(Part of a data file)
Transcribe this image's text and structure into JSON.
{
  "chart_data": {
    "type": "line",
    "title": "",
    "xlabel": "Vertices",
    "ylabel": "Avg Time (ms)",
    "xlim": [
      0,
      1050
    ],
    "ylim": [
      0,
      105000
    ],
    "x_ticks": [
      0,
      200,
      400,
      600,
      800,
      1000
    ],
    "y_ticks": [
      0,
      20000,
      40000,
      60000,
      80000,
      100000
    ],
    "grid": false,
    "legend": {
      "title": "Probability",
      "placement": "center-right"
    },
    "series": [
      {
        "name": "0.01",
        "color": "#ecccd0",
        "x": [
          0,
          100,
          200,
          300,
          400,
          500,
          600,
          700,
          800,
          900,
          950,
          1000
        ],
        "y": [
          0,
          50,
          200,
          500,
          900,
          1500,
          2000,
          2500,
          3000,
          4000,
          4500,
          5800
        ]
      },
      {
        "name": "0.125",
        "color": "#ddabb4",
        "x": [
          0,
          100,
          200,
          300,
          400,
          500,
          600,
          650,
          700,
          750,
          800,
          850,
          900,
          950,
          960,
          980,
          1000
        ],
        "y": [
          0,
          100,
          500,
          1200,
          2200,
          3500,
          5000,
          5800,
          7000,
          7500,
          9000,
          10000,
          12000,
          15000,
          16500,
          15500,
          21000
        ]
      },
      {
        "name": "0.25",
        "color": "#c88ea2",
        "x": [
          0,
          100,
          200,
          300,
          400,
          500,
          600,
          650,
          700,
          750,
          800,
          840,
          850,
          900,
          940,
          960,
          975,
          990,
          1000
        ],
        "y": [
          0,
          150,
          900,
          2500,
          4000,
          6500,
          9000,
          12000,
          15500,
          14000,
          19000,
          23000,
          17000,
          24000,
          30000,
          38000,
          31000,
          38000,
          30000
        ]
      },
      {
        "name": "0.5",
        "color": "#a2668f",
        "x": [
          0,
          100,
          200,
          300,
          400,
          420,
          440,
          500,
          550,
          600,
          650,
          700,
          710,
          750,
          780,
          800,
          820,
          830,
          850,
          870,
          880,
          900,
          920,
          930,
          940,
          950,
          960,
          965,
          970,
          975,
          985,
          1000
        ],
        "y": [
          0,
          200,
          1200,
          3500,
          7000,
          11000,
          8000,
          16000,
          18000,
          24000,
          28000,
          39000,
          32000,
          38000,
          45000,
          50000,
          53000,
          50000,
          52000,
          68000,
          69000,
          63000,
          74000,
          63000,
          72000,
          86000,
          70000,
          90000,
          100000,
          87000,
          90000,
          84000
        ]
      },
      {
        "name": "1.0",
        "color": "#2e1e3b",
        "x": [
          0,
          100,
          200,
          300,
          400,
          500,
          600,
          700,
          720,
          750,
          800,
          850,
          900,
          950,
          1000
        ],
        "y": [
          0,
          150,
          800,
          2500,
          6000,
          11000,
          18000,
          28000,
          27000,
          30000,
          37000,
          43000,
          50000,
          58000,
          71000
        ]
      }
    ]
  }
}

■ **Job**
Transcribe each entry precisely, missing none.

■ **Exercise output**
Transcribe this image's text and structure into JSON.
{
  "chart_data": {
    "type": "line",
    "title": "",
    "xlabel": "Vertices",
    "ylabel": "Avg Time (ms)",
    "xlim": [
      0,
      1050
    ],
    "ylim": [
      0,
      105000
    ],
    "x_ticks": [
      0,
      200,
      400,
      600,
      800,
      1000
    ],
    "y_ticks": [
      0,
      20000,
      40000,
      60000,
      80000,
      100000
    ],
    "grid": false,
    "legend": {
      "title": "Probability",
      "placement": "center-right"
    },
    "series": [
      {
        "name": "0.01",
        "color": "#ecccd0",
        "x": [
          0,
          100,
          200,
          300,
          400,
          500,
          600,
          700,
          800,
          900,
          950,
          1000
        ],
        "y": [
          0,
          50,
          200,
          500,
          900,
          1500,
          2000,
          2500,
          3000,
          4000,
          4500,
          5800
        ]
      },
      {
        "name": "0.125",
        "color": "#ddabb4",
        "x": [
          0,
          100,
          200,
          300,
          400,
          500,
          600,
          650,
          700,
          750,
          800,
          850,
          900,
          950,
          960,
          980,
          1000
        ],
        "y": [
          0,
          100,
          500,
          1200,
          2200,
          3500,
          5000,
          5800,
          7000,
          7500,
          9000,
          10000,
          12000,
          15000,
          16500,
          15500,
          21000
        ]
      },
      {
        "name": "0.25",
        "color": "#c88ea2",
        "x": [
          0,
          100,
          200,
          300,
          400,
          500,
          600,
          650,
          700,
          750,
          800,
          840,
          850,
          900,
          940,
          960,
          975,
          990,
          1000
        ],
        "y": [
          0,
          150,
          900,
          2500,
          4000,
          6500,
          9000,
          12000,
          15500,
          14000,
          19000,
          23000,
          17000,
          24000,
          30000,
          38000,
          31000,
          38000,
          30000
        ]
      },
      {
        "name": "0.5",
        "color": "#a2668f",
        "x": [
          0,
          100,
          200,
          300,
          400,
          420,
          440,
          500,
          550,
          600,
          650,
          700,
          710,
          750,
          780,
          800,
          820,
          830,
          850,
          870,
          880,
          900,
          920,
          930,
          940,
          950,
          960,
          965,
          970,
          975,
          985,
          1000
        ],
        "y": [
          0,
          200,
          1200,
          3500,
          7000,
          11000,
          8000,
          16000,
          18000,
          24000,
          28000,
          39000,
          32000,
          38000,
          45000,
          50000,
          53000,
          50000,
          52000,
          68000,
          69000,
          63000,
          74000,
          63000,
          72000,
          86000,
          70000,
          90000,
          100000,
          87000,
          90000,
          84000
        ]
      },
      {
        "name": "1.0",
        "color": "#2e1e3b",
        "x": [
          0,
          100,
          200,
          300,
          400,
          500,
          600,
          700,
          720,
          750,
          800,
          850,
          900,
          950,
          1000
        ],
        "y": [
          0,
          150,
          800,
          2500,
          6000,
          11000,
          18000,
          28000,
          27000,
          30000,
          37000,
          43000,
          50000,
          58000,
          71000
        ]
      }
    ]
  }
}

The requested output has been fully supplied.